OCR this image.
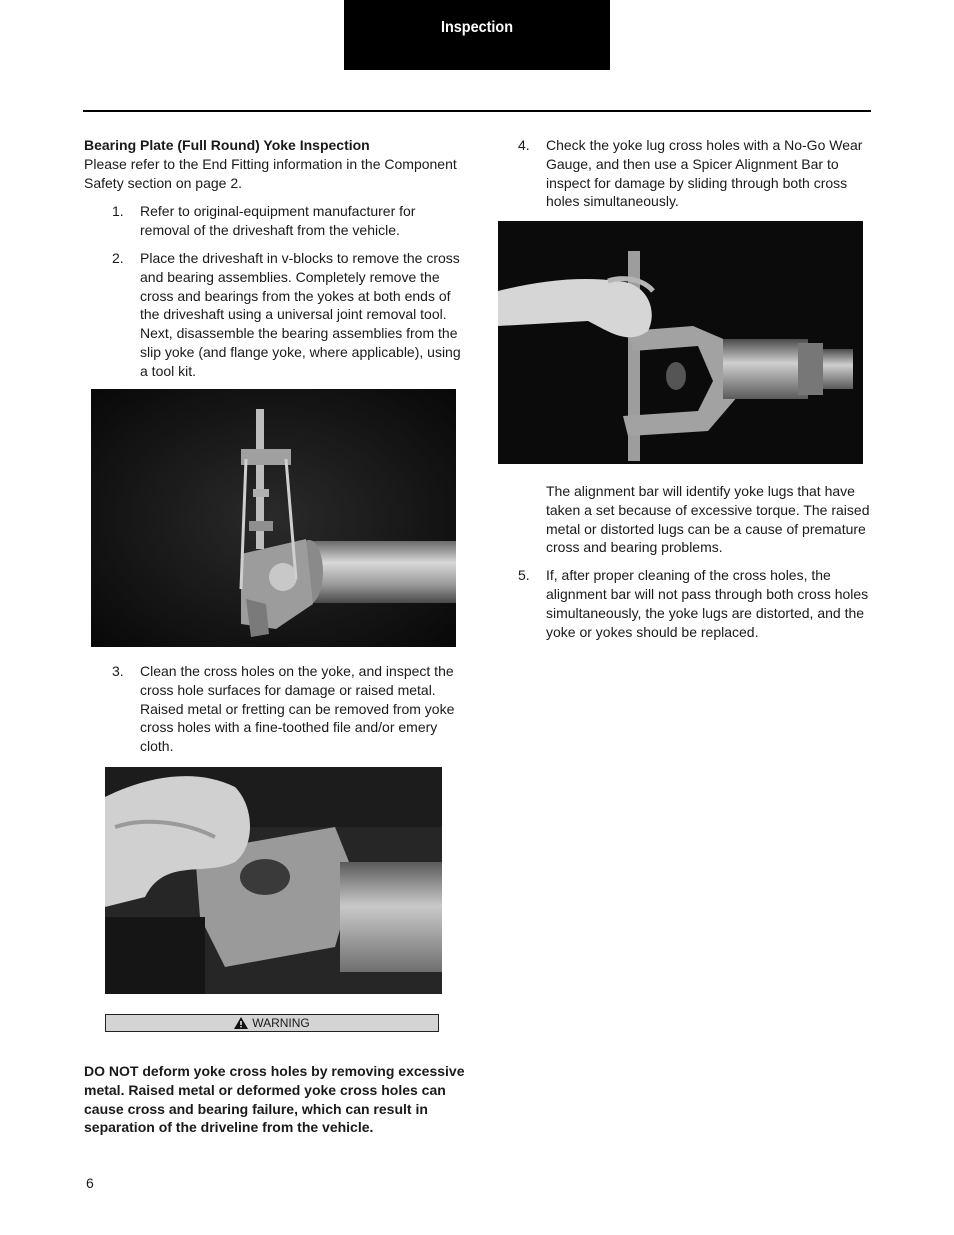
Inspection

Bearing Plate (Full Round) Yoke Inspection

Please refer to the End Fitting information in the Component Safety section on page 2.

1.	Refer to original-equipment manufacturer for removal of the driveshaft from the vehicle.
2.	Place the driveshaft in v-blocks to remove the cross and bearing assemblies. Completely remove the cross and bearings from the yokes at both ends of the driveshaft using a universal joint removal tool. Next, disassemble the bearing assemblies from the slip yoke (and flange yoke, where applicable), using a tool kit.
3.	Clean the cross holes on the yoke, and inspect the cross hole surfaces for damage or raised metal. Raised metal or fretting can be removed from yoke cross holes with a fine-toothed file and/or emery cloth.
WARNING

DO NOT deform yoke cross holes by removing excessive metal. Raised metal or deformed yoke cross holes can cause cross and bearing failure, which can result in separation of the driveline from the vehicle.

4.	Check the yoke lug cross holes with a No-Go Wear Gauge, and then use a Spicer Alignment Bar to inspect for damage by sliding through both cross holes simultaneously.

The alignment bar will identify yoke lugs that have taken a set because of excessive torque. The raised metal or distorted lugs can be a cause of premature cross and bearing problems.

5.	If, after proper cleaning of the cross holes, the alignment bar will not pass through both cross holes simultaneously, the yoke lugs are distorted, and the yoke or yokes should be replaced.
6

* * * * *

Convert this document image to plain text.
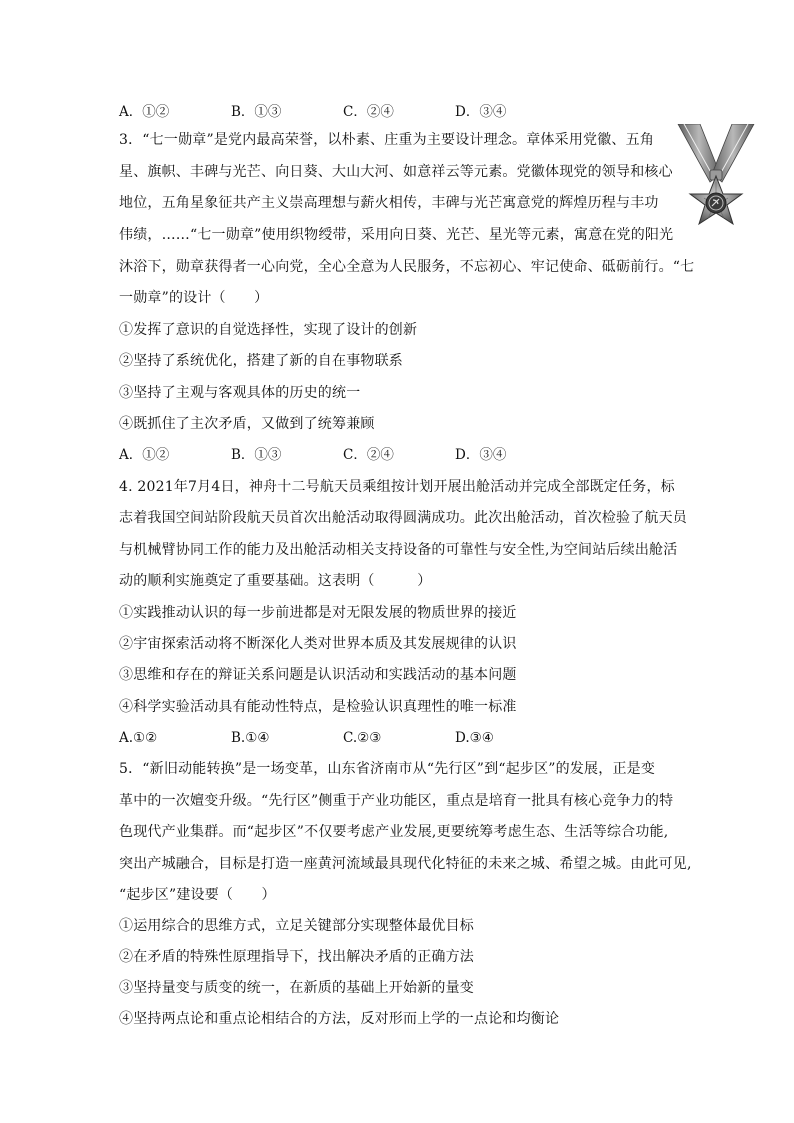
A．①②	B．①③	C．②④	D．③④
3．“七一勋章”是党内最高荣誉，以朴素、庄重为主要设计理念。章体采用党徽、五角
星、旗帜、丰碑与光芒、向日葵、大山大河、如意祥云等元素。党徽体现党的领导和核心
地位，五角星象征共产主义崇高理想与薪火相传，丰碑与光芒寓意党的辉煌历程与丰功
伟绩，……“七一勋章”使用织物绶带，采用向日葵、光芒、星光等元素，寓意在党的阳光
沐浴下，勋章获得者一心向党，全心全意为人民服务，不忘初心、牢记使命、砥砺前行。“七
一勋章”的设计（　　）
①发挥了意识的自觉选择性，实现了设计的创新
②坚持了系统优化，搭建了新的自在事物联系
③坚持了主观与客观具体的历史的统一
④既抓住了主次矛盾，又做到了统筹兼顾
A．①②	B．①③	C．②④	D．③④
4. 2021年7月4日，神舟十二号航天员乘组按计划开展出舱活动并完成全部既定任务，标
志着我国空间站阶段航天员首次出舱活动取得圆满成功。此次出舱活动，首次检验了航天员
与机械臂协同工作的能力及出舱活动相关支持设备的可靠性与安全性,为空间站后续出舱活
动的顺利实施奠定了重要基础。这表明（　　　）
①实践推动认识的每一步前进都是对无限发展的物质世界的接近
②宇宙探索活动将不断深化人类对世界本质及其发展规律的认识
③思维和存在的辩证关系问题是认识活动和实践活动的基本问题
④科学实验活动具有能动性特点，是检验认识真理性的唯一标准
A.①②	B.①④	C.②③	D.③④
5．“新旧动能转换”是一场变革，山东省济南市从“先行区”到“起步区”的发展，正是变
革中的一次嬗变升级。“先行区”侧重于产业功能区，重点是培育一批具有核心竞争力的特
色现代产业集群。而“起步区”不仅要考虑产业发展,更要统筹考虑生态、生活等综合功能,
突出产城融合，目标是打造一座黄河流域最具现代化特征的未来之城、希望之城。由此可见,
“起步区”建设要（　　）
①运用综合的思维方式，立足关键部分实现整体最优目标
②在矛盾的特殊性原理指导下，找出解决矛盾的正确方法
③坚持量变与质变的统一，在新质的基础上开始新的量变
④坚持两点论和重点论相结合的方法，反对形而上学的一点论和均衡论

* * * * *

▶ [PROBLEM STATEMENT]: Select the lines in this material that hold the word "through", leaving none out.

▶ [ANSWER TO THE PROBLEM]:
4.	Check the yoke lug cross holes with a No-Go Wear Gauge, and then use a Spicer Alignment Bar to inspect for damage by sliding through both cross holes simultaneously.
5.	If, after proper cleaning of the cross holes, the alignment bar will not pass through both cross holes simultaneously, the yoke lugs are distorted, and the yoke or yokes should be replaced.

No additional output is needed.